#### Task objective
Scan the data below for the string "right". Show every line where it turns up.
※
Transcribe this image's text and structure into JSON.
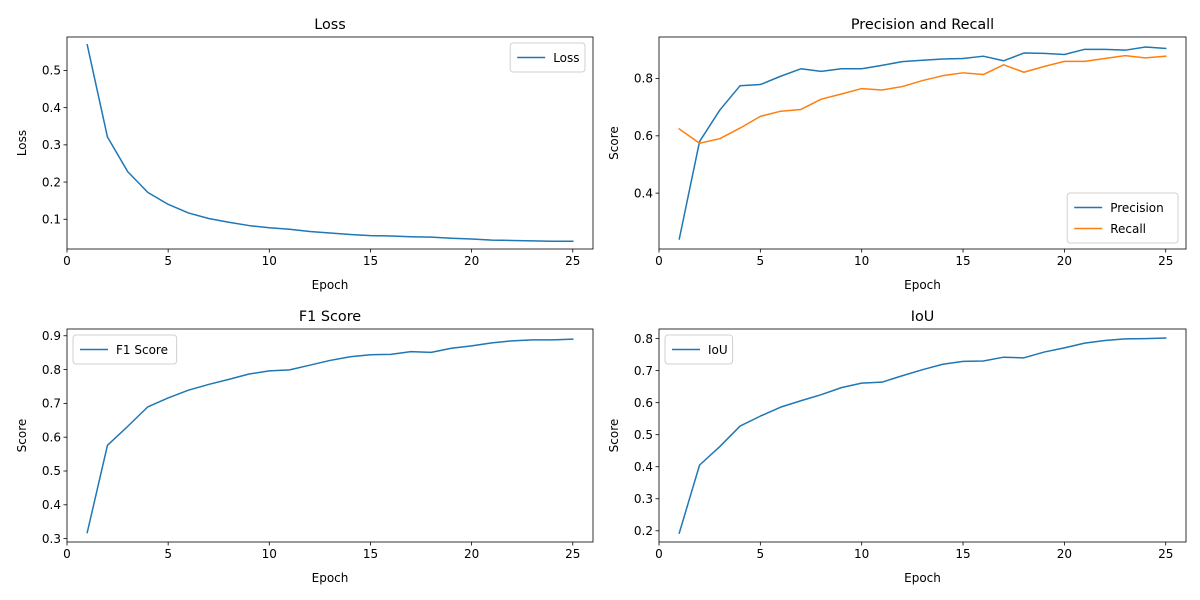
{
  "chart_data": [
    {
      "type": "line",
      "title": "Loss",
      "xlabel": "Epoch",
      "ylabel": "Loss",
      "xlim": [
        0,
        26
      ],
      "ylim": [
        0.02,
        0.59
      ],
      "xticks": [
        0,
        5,
        10,
        15,
        20,
        25
      ],
      "yticks": [
        0.1,
        0.2,
        0.3,
        0.4,
        0.5
      ],
      "ytick_decimals": 1,
      "grid": false,
      "legend_position": "top-right",
      "x": [
        1,
        2,
        3,
        4,
        5,
        6,
        7,
        8,
        9,
        10,
        11,
        12,
        13,
        14,
        15,
        16,
        17,
        18,
        19,
        20,
        21,
        22,
        23,
        24,
        25
      ],
      "series": [
        {
          "name": "Loss",
          "color": "#1f77b4",
          "values": [
            0.569,
            0.321,
            0.228,
            0.172,
            0.14,
            0.117,
            0.102,
            0.092,
            0.083,
            0.077,
            0.073,
            0.067,
            0.063,
            0.059,
            0.056,
            0.055,
            0.053,
            0.052,
            0.049,
            0.047,
            0.044,
            0.043,
            0.042,
            0.041,
            0.041
          ]
        }
      ]
    },
    {
      "type": "line",
      "title": "Precision and Recall",
      "xlabel": "Epoch",
      "ylabel": "Score",
      "xlim": [
        0,
        26
      ],
      "ylim": [
        0.205,
        0.945
      ],
      "xticks": [
        0,
        5,
        10,
        15,
        20,
        25
      ],
      "yticks": [
        0.4,
        0.6,
        0.8
      ],
      "ytick_decimals": 1,
      "grid": false,
      "legend_position": "bottom-right",
      "x": [
        1,
        2,
        3,
        4,
        5,
        6,
        7,
        8,
        9,
        10,
        11,
        12,
        13,
        14,
        15,
        16,
        17,
        18,
        19,
        20,
        21,
        22,
        23,
        24,
        25
      ],
      "series": [
        {
          "name": "Precision",
          "color": "#1f77b4",
          "values": [
            0.24,
            0.58,
            0.69,
            0.775,
            0.779,
            0.808,
            0.834,
            0.825,
            0.834,
            0.834,
            0.846,
            0.859,
            0.864,
            0.868,
            0.87,
            0.878,
            0.862,
            0.889,
            0.888,
            0.884,
            0.902,
            0.902,
            0.899,
            0.91,
            0.905
          ]
        },
        {
          "name": "Recall",
          "color": "#ff7f0e",
          "values": [
            0.624,
            0.574,
            0.59,
            0.627,
            0.668,
            0.686,
            0.692,
            0.728,
            0.746,
            0.765,
            0.76,
            0.772,
            0.793,
            0.81,
            0.82,
            0.814,
            0.848,
            0.822,
            0.842,
            0.86,
            0.86,
            0.87,
            0.88,
            0.872,
            0.878
          ]
        }
      ]
    },
    {
      "type": "line",
      "title": "F1 Score",
      "xlabel": "Epoch",
      "ylabel": "Score",
      "xlim": [
        0,
        26
      ],
      "ylim": [
        0.29,
        0.92
      ],
      "xticks": [
        0,
        5,
        10,
        15,
        20,
        25
      ],
      "yticks": [
        0.3,
        0.4,
        0.5,
        0.6,
        0.7,
        0.8,
        0.9
      ],
      "ytick_decimals": 1,
      "grid": false,
      "legend_position": "top-left",
      "x": [
        1,
        2,
        3,
        4,
        5,
        6,
        7,
        8,
        9,
        10,
        11,
        12,
        13,
        14,
        15,
        16,
        17,
        18,
        19,
        20,
        21,
        22,
        23,
        24,
        25
      ],
      "series": [
        {
          "name": "F1 Score",
          "color": "#1f77b4",
          "values": [
            0.318,
            0.576,
            0.632,
            0.69,
            0.716,
            0.739,
            0.756,
            0.771,
            0.787,
            0.796,
            0.799,
            0.813,
            0.827,
            0.838,
            0.844,
            0.845,
            0.853,
            0.851,
            0.863,
            0.87,
            0.879,
            0.885,
            0.888,
            0.888,
            0.89
          ]
        }
      ]
    },
    {
      "type": "line",
      "title": "IoU",
      "xlabel": "Epoch",
      "ylabel": "Score",
      "xlim": [
        0,
        26
      ],
      "ylim": [
        0.165,
        0.83
      ],
      "xticks": [
        0,
        5,
        10,
        15,
        20,
        25
      ],
      "yticks": [
        0.2,
        0.3,
        0.4,
        0.5,
        0.6,
        0.7,
        0.8
      ],
      "ytick_decimals": 1,
      "grid": false,
      "legend_position": "top-left",
      "x": [
        1,
        2,
        3,
        4,
        5,
        6,
        7,
        8,
        9,
        10,
        11,
        12,
        13,
        14,
        15,
        16,
        17,
        18,
        19,
        20,
        21,
        22,
        23,
        24,
        25
      ],
      "series": [
        {
          "name": "IoU",
          "color": "#1f77b4",
          "values": [
            0.193,
            0.405,
            0.463,
            0.527,
            0.558,
            0.586,
            0.606,
            0.625,
            0.647,
            0.661,
            0.664,
            0.684,
            0.703,
            0.72,
            0.729,
            0.73,
            0.742,
            0.74,
            0.758,
            0.771,
            0.786,
            0.794,
            0.799,
            0.8,
            0.802
          ]
        }
      ]
    }
  ]
}
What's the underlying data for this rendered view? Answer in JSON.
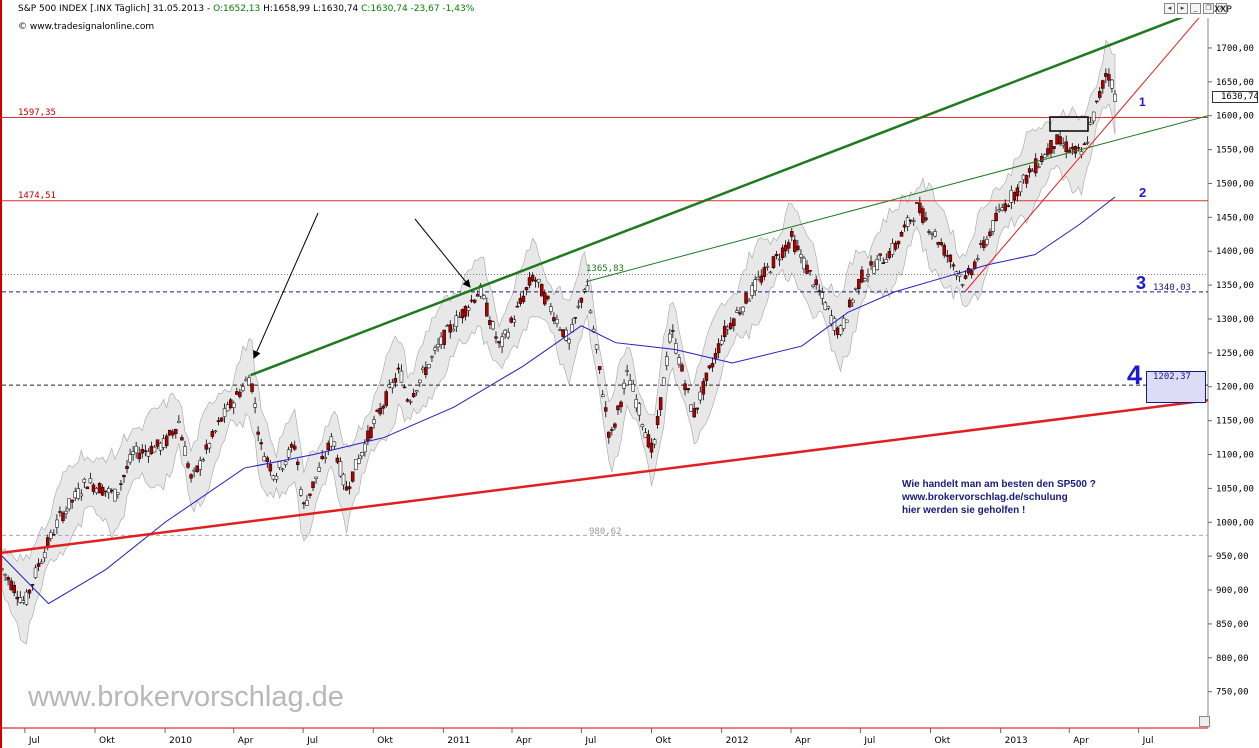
※
#### Response to the exercise
      "legend_position": "top-right",
      "legend_position": "bottom-right",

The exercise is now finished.